Output the full listing word for word.

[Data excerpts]
+---+

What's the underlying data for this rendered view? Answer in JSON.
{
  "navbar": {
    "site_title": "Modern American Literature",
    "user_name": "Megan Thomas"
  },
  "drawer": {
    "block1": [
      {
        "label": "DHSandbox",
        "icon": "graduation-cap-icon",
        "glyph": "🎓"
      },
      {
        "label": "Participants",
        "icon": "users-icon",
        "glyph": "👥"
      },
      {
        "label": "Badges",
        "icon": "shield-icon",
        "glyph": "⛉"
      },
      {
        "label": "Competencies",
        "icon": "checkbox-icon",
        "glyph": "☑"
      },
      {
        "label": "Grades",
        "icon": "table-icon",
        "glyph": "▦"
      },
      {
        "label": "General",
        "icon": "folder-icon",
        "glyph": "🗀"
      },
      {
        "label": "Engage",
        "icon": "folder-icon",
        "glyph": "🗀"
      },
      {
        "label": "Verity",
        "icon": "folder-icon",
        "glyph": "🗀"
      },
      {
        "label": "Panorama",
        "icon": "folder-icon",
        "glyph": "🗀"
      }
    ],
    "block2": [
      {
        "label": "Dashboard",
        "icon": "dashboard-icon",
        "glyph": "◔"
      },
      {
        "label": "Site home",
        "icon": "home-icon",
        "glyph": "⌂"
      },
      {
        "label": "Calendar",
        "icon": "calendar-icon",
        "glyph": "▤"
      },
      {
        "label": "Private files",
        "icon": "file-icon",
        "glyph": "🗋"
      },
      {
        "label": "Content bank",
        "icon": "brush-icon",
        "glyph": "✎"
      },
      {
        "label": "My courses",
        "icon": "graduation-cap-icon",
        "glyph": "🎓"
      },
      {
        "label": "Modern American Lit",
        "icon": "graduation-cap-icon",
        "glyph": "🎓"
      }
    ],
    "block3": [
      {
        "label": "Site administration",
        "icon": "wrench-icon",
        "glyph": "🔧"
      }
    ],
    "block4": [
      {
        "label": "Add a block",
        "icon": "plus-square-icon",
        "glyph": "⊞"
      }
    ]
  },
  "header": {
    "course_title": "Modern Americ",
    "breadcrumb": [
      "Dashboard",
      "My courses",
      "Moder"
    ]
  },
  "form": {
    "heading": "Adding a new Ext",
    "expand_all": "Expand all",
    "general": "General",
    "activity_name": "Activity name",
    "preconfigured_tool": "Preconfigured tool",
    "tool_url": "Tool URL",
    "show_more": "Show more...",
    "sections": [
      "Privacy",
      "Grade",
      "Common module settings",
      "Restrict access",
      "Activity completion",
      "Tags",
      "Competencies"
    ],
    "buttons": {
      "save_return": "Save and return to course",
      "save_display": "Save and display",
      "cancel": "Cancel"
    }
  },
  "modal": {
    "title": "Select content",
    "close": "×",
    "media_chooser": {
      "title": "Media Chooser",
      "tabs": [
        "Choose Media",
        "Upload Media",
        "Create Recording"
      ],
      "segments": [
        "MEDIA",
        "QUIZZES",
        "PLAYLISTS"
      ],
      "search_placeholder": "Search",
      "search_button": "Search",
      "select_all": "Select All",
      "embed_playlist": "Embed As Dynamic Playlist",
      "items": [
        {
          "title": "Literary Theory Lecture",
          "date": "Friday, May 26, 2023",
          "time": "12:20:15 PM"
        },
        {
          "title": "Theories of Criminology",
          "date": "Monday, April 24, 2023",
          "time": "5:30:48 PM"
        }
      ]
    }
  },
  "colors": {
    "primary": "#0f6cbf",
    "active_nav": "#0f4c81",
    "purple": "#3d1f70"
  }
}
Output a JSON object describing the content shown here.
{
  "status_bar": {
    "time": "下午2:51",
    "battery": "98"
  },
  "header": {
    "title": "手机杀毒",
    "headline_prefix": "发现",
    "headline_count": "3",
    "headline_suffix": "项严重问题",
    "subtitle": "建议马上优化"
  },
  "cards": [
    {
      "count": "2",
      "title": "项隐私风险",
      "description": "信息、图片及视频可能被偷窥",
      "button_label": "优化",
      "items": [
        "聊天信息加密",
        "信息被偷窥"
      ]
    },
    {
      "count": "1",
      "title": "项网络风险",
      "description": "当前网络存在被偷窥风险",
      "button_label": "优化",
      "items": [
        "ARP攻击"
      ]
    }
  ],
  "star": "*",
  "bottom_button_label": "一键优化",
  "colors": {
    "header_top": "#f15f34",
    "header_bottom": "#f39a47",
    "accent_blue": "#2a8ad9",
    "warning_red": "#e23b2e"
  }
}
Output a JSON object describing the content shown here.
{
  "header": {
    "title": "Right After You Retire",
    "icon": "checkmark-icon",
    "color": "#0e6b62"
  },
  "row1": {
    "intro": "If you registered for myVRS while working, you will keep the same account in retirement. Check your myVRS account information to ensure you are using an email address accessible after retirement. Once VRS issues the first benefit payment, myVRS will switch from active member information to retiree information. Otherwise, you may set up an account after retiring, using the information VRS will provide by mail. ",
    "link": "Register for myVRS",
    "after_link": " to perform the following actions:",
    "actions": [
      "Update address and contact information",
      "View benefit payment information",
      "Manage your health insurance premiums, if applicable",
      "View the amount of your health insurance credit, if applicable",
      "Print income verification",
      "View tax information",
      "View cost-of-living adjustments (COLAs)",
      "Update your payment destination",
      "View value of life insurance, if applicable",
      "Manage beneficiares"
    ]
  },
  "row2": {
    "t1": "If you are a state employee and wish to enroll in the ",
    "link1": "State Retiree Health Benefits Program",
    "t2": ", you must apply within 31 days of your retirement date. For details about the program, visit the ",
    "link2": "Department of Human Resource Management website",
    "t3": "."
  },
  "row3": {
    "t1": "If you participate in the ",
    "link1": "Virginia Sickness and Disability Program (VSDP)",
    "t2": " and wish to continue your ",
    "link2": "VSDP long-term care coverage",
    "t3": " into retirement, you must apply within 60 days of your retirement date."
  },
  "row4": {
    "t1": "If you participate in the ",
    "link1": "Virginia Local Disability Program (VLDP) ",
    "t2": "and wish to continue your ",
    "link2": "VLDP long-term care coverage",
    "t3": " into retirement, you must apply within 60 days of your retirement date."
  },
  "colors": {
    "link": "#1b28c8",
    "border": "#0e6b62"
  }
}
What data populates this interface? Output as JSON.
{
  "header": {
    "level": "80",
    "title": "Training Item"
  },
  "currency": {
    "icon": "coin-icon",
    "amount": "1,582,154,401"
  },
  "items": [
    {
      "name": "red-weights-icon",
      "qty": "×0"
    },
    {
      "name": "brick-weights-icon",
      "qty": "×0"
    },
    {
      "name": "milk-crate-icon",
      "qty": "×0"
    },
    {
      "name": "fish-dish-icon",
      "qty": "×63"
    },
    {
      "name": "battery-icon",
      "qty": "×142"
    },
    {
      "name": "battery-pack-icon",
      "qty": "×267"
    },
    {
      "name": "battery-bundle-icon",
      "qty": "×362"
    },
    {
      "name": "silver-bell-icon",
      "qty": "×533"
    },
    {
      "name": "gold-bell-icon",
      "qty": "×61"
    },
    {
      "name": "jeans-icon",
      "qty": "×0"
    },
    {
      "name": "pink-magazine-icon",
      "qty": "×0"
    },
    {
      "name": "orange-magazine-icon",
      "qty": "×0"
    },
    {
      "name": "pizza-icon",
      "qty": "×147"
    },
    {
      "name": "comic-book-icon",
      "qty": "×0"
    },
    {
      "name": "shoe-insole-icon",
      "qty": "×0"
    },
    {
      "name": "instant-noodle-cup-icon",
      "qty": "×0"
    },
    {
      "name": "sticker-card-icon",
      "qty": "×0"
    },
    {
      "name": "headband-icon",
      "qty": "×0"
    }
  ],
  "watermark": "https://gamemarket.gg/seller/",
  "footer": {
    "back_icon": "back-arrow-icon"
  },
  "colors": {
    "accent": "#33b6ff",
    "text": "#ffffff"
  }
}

+---+

• Written solution
What's the underlying data for this rendered view? Answer in JSON.
{
  "navbar": {
    "site_title": "Modern American Literature",
    "user_name": "Megan Thomas"
  },
  "drawer": {
    "block1": [
      {
        "label": "DHSandbox",
        "icon": "graduation-cap-icon",
        "glyph": "🎓"
      },
      {
        "label": "Participants",
        "icon": "users-icon",
        "glyph": "👥"
      },
      {
        "label": "Badges",
        "icon": "shield-icon",
        "glyph": "⛉"
      },
      {
        "label": "Competencies",
        "icon": "checkbox-icon",
        "glyph": "☑"
      },
      {
        "label": "Grades",
        "icon": "table-icon",
        "glyph": "▦"
      },
      {
        "label": "General",
        "icon": "folder-icon",
        "glyph": "🗀"
      },
      {
        "label": "Engage",
        "icon": "folder-icon",
        "glyph": "🗀"
      },
      {
        "label": "Verity",
        "icon": "folder-icon",
        "glyph": "🗀"
      },
      {
        "label": "Panorama",
        "icon": "folder-icon",
        "glyph": "🗀"
      }
    ],
    "block2": [
      {
        "label": "Dashboard",
        "icon": "dashboard-icon",
        "glyph": "◔"
      },
      {
        "label": "Site home",
        "icon": "home-icon",
        "glyph": "⌂"
      },
      {
        "label": "Calendar",
        "icon": "calendar-icon",
        "glyph": "▤"
      },
      {
        "label": "Private files",
        "icon": "file-icon",
        "glyph": "🗋"
      },
      {
        "label": "Content bank",
        "icon": "brush-icon",
        "glyph": "✎"
      },
      {
        "label": "My courses",
        "icon": "graduation-cap-icon",
        "glyph": "🎓"
      },
      {
        "label": "Modern American Lit",
        "icon": "graduation-cap-icon",
        "glyph": "🎓"
      }
    ],
    "block3": [
      {
        "label": "Site administration",
        "icon": "wrench-icon",
        "glyph": "🔧"
      }
    ],
    "block4": [
      {
        "label": "Add a block",
        "icon": "plus-square-icon",
        "glyph": "⊞"
      }
    ]
  },
  "header": {
    "course_title": "Modern Americ",
    "breadcrumb": [
      "Dashboard",
      "My courses",
      "Moder"
    ]
  },
  "form": {
    "heading": "Adding a new Ext",
    "expand_all": "Expand all",
    "general": "General",
    "activity_name": "Activity name",
    "preconfigured_tool": "Preconfigured tool",
    "tool_url": "Tool URL",
    "show_more": "Show more...",
    "sections": [
      "Privacy",
      "Grade",
      "Common module settings",
      "Restrict access",
      "Activity completion",
      "Tags",
      "Competencies"
    ],
    "buttons": {
      "save_return": "Save and return to course",
      "save_display": "Save and display",
      "cancel": "Cancel"
    }
  },
  "modal": {
    "title": "Select content",
    "close": "×",
    "media_chooser": {
      "title": "Media Chooser",
      "tabs": [
        "Choose Media",
        "Upload Media",
        "Create Recording"
      ],
      "segments": [
        "MEDIA",
        "QUIZZES",
        "PLAYLISTS"
      ],
      "search_placeholder": "Search",
      "search_button": "Search",
      "select_all": "Select All",
      "embed_playlist": "Embed As Dynamic Playlist",
      "items": [
        {
          "title": "Literary Theory Lecture",
          "date": "Friday, May 26, 2023",
          "time": "12:20:15 PM"
        },
        {
          "title": "Theories of Criminology",
          "date": "Monday, April 24, 2023",
          "time": "5:30:48 PM"
        }
      ]
    }
  },
  "colors": {
    "primary": "#0f6cbf",
    "active_nav": "#0f4c81",
    "purple": "#3d1f70"
  }
}
Output a JSON object describing the content shown here.
{
  "status_bar": {
    "time": "下午2:51",
    "battery": "98"
  },
  "header": {
    "title": "手机杀毒",
    "headline_prefix": "发现",
    "headline_count": "3",
    "headline_suffix": "项严重问题",
    "subtitle": "建议马上优化"
  },
  "cards": [
    {
      "count": "2",
      "title": "项隐私风险",
      "description": "信息、图片及视频可能被偷窥",
      "button_label": "优化",
      "items": [
        "聊天信息加密",
        "信息被偷窥"
      ]
    },
    {
      "count": "1",
      "title": "项网络风险",
      "description": "当前网络存在被偷窥风险",
      "button_label": "优化",
      "items": [
        "ARP攻击"
      ]
    }
  ],
  "star": "*",
  "bottom_button_label": "一键优化",
  "colors": {
    "header_top": "#f15f34",
    "header_bottom": "#f39a47",
    "accent_blue": "#2a8ad9",
    "warning_red": "#e23b2e"
  }
}
Output a JSON object describing the content shown here.
{
  "header": {
    "title": "Right After You Retire",
    "icon": "checkmark-icon",
    "color": "#0e6b62"
  },
  "row1": {
    "intro": "If you registered for myVRS while working, you will keep the same account in retirement. Check your myVRS account information to ensure you are using an email address accessible after retirement. Once VRS issues the first benefit payment, myVRS will switch from active member information to retiree information. Otherwise, you may set up an account after retiring, using the information VRS will provide by mail. ",
    "link": "Register for myVRS",
    "after_link": " to perform the following actions:",
    "actions": [
      "Update address and contact information",
      "View benefit payment information",
      "Manage your health insurance premiums, if applicable",
      "View the amount of your health insurance credit, if applicable",
      "Print income verification",
      "View tax information",
      "View cost-of-living adjustments (COLAs)",
      "Update your payment destination",
      "View value of life insurance, if applicable",
      "Manage beneficiares"
    ]
  },
  "row2": {
    "t1": "If you are a state employee and wish to enroll in the ",
    "link1": "State Retiree Health Benefits Program",
    "t2": ", you must apply within 31 days of your retirement date. For details about the program, visit the ",
    "link2": "Department of Human Resource Management website",
    "t3": "."
  },
  "row3": {
    "t1": "If you participate in the ",
    "link1": "Virginia Sickness and Disability Program (VSDP)",
    "t2": " and wish to continue your ",
    "link2": "VSDP long-term care coverage",
    "t3": " into retirement, you must apply within 60 days of your retirement date."
  },
  "row4": {
    "t1": "If you participate in the ",
    "link1": "Virginia Local Disability Program (VLDP) ",
    "t2": "and wish to continue your ",
    "link2": "VLDP long-term care coverage",
    "t3": " into retirement, you must apply within 60 days of your retirement date."
  },
  "colors": {
    "link": "#1b28c8",
    "border": "#0e6b62"
  }
}
What data populates this interface? Output as JSON.
{
  "header": {
    "level": "80",
    "title": "Training Item"
  },
  "currency": {
    "icon": "coin-icon",
    "amount": "1,582,154,401"
  },
  "items": [
    {
      "name": "red-weights-icon",
      "qty": "×0"
    },
    {
      "name": "brick-weights-icon",
      "qty": "×0"
    },
    {
      "name": "milk-crate-icon",
      "qty": "×0"
    },
    {
      "name": "fish-dish-icon",
      "qty": "×63"
    },
    {
      "name": "battery-icon",
      "qty": "×142"
    },
    {
      "name": "battery-pack-icon",
      "qty": "×267"
    },
    {
      "name": "battery-bundle-icon",
      "qty": "×362"
    },
    {
      "name": "silver-bell-icon",
      "qty": "×533"
    },
    {
      "name": "gold-bell-icon",
      "qty": "×61"
    },
    {
      "name": "jeans-icon",
      "qty": "×0"
    },
    {
      "name": "pink-magazine-icon",
      "qty": "×0"
    },
    {
      "name": "orange-magazine-icon",
      "qty": "×0"
    },
    {
      "name": "pizza-icon",
      "qty": "×147"
    },
    {
      "name": "comic-book-icon",
      "qty": "×0"
    },
    {
      "name": "shoe-insole-icon",
      "qty": "×0"
    },
    {
      "name": "instant-noodle-cup-icon",
      "qty": "×0"
    },
    {
      "name": "sticker-card-icon",
      "qty": "×0"
    },
    {
      "name": "headband-icon",
      "qty": "×0"
    }
  ],
  "watermark": "https://gamemarket.gg/seller/",
  "footer": {
    "back_icon": "back-arrow-icon"
  },
  "colors": {
    "accent": "#33b6ff",
    "text": "#ffffff"
  }
}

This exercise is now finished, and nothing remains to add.